*Aim of the exercise*
Check each line below for the word "Бугель", and copy those that have it.
—————
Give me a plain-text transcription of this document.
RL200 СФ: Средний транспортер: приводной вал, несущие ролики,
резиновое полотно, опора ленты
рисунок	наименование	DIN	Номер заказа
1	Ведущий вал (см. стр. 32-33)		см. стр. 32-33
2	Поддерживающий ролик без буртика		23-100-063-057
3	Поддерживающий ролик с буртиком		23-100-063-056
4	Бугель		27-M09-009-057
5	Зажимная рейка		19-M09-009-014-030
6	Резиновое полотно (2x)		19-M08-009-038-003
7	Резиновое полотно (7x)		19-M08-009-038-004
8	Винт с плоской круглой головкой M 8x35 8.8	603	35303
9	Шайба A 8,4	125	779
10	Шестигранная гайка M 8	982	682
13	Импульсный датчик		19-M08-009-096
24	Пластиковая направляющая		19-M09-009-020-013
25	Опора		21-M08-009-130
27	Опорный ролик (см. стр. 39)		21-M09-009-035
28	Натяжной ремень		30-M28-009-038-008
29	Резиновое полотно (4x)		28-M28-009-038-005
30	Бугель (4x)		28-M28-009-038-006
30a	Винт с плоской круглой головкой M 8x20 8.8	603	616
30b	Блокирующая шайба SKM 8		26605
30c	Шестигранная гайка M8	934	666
—————
*Output for this exercise*
4	Бугель		27-M09-009-057
30	Бугель (4x)		28-M28-009-038-006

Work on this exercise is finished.